> **AIM OF THE TASK**
The data below should be printed in full, exactly, and without any of its images.

─── MATERIALS PROVIDED

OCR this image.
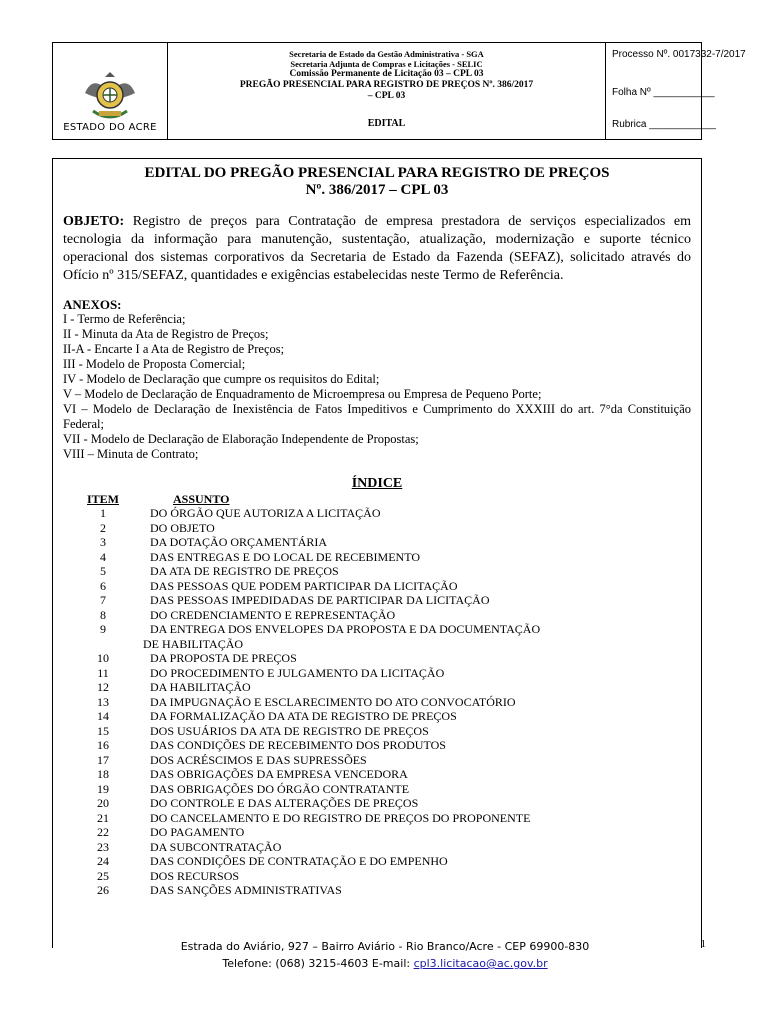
ESTADO DO ACRE
Secretaria de Estado da Gestão Administrativa - SGA
Secretaria Adjunta de Compras e Licitações - SELIC
Comissão Permanente de Licitação 03 – CPL 03
PREGÃO PRESENCIAL PARA REGISTRO DE PREÇOS Nº. 386/2017
– CPL 03
EDITAL
Processo Nº. 0017332-7/2017
Folha Nº ___________
Rubrica ____________
EDITAL DO PREGÃO PRESENCIAL PARA REGISTRO DE PREÇOS
Nº. 386/2017 – CPL 03
OBJETO: Registro de preços para Contratação de empresa prestadora de serviços especializados em tecnologia da informação para manutenção, sustentação, atualização, modernização e suporte técnico operacional dos sistemas corporativos da Secretaria de Estado da Fazenda (SEFAZ), solicitado através do Ofício nº 315/SEFAZ, quantidades e exigências estabelecidas neste Termo de Referência.
ANEXOS:
I - Termo de Referência;
II - Minuta da Ata de Registro de Preços;
II-A - Encarte I a Ata de Registro de Preços;
III - Modelo de Proposta Comercial;
IV - Modelo de Declaração que cumpre os requisitos do Edital;
V – Modelo de Declaração de Enquadramento de Microempresa ou Empresa de Pequeno Porte;
VI – Modelo de Declaração de Inexistência de Fatos Impeditivos e Cumprimento do XXXIII do art. 7°da Constituição Federal;
VII - Modelo de Declaração de Elaboração Independente de Propostas;
VIII – Minuta de Contrato;
ÍNDICE
ITEM	ASSUNTO
1	DO ÓRGÃO QUE AUTORIZA A LICITAÇÃO
2	DO OBJETO
3	DA DOTAÇÃO ORÇAMENTÁRIA
4	DAS ENTREGAS E DO LOCAL DE RECEBIMENTO
5	DA ATA DE REGISTRO DE PREÇOS
6	DAS PESSOAS QUE PODEM PARTICIPAR DA LICITAÇÃO
7	DAS PESSOAS IMPEDIDADAS DE PARTICIPAR DA LICITAÇÃO
8	DO CREDENCIAMENTO E REPRESENTAÇÃO
9	DA ENTREGA DOS ENVELOPES DA PROPOSTA E DA DOCUMENTAÇÃO
DE HABILITAÇÃO
10	DA PROPOSTA DE PREÇOS
11	DO PROCEDIMENTO E JULGAMENTO DA LICITAÇÃO
12	DA HABILITAÇÃO
13	DA IMPUGNAÇÃO E ESCLARECIMENTO DO ATO CONVOCATÓRIO
14	DA FORMALIZAÇÃO DA ATA DE REGISTRO DE PREÇOS
15	DOS USUÁRIOS DA ATA DE REGISTRO DE PREÇOS
16	DAS CONDIÇÕES DE RECEBIMENTO DOS PRODUTOS
17	DOS ACRÉSCIMOS E DAS SUPRESSÕES
18	DAS OBRIGAÇÕES DA EMPRESA VENCEDORA
19	DAS OBRIGAÇÕES DO ÓRGÃO CONTRATANTE
20	DO CONTROLE E DAS ALTERAÇÕES DE PREÇOS
21	DO CANCELAMENTO E DO REGISTRO DE PREÇOS DO PROPONENTE
22	DO PAGAMENTO
23	DA SUBCONTRATAÇÃO
24	DAS CONDIÇÕES DE CONTRATAÇÃO E DO EMPENHO
25	DOS RECURSOS
26	DAS SANÇÕES ADMINISTRATIVAS
Estrada do Aviário, 927 – Bairro Aviário - Rio Branco/Acre - CEP 69900-830
Telefone: (068) 3215-4603 E-mail: cpl3.licitacao@ac.gov.br
1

──────

> **PROBLEM SOLUTION**
OCR this image.
ESTADO DO ACRE
Secretaria de Estado da Gestão Administrativa - SGA
Secretaria Adjunta de Compras e Licitações - SELIC
Comissão Permanente de Licitação 03 – CPL 03
PREGÃO PRESENCIAL PARA REGISTRO DE PREÇOS Nº. 386/2017
– CPL 03
EDITAL
Processo Nº. 0017332-7/2017
Folha Nº ___________
Rubrica ____________
EDITAL DO PREGÃO PRESENCIAL PARA REGISTRO DE PREÇOS
Nº. 386/2017 – CPL 03
OBJETO: Registro de preços para Contratação de empresa prestadora de serviços especializados em tecnologia da informação para manutenção, sustentação, atualização, modernização e suporte técnico operacional dos sistemas corporativos da Secretaria de Estado da Fazenda (SEFAZ), solicitado através do Ofício nº 315/SEFAZ, quantidades e exigências estabelecidas neste Termo de Referência.
ANEXOS:
I - Termo de Referência;
II - Minuta da Ata de Registro de Preços;
II-A - Encarte I a Ata de Registro de Preços;
III - Modelo de Proposta Comercial;
IV - Modelo de Declaração que cumpre os requisitos do Edital;
V – Modelo de Declaração de Enquadramento de Microempresa ou Empresa de Pequeno Porte;
VI – Modelo de Declaração de Inexistência de Fatos Impeditivos e Cumprimento do XXXIII do art. 7°da Constituição Federal;
VII - Modelo de Declaração de Elaboração Independente de Propostas;
VIII – Minuta de Contrato;
ÍNDICE
ITEM	ASSUNTO
1	DO ÓRGÃO QUE AUTORIZA A LICITAÇÃO
2	DO OBJETO
3	DA DOTAÇÃO ORÇAMENTÁRIA
4	DAS ENTREGAS E DO LOCAL DE RECEBIMENTO
5	DA ATA DE REGISTRO DE PREÇOS
6	DAS PESSOAS QUE PODEM PARTICIPAR DA LICITAÇÃO
7	DAS PESSOAS IMPEDIDADAS DE PARTICIPAR DA LICITAÇÃO
8	DO CREDENCIAMENTO E REPRESENTAÇÃO
9	DA ENTREGA DOS ENVELOPES DA PROPOSTA E DA DOCUMENTAÇÃO
DE HABILITAÇÃO
10	DA PROPOSTA DE PREÇOS
11	DO PROCEDIMENTO E JULGAMENTO DA LICITAÇÃO
12	DA HABILITAÇÃO
13	DA IMPUGNAÇÃO E ESCLARECIMENTO DO ATO CONVOCATÓRIO
14	DA FORMALIZAÇÃO DA ATA DE REGISTRO DE PREÇOS
15	DOS USUÁRIOS DA ATA DE REGISTRO DE PREÇOS
16	DAS CONDIÇÕES DE RECEBIMENTO DOS PRODUTOS
17	DOS ACRÉSCIMOS E DAS SUPRESSÕES
18	DAS OBRIGAÇÕES DA EMPRESA VENCEDORA
19	DAS OBRIGAÇÕES DO ÓRGÃO CONTRATANTE
20	DO CONTROLE E DAS ALTERAÇÕES DE PREÇOS
21	DO CANCELAMENTO E DO REGISTRO DE PREÇOS DO PROPONENTE
22	DO PAGAMENTO
23	DA SUBCONTRATAÇÃO
24	DAS CONDIÇÕES DE CONTRATAÇÃO E DO EMPENHO
25	DOS RECURSOS
26	DAS SANÇÕES ADMINISTRATIVAS
Estrada do Aviário, 927 – Bairro Aviário - Rio Branco/Acre - CEP 69900-830
Telefone: (068) 3215-4603 E-mail: cpl3.licitacao@ac.gov.br
1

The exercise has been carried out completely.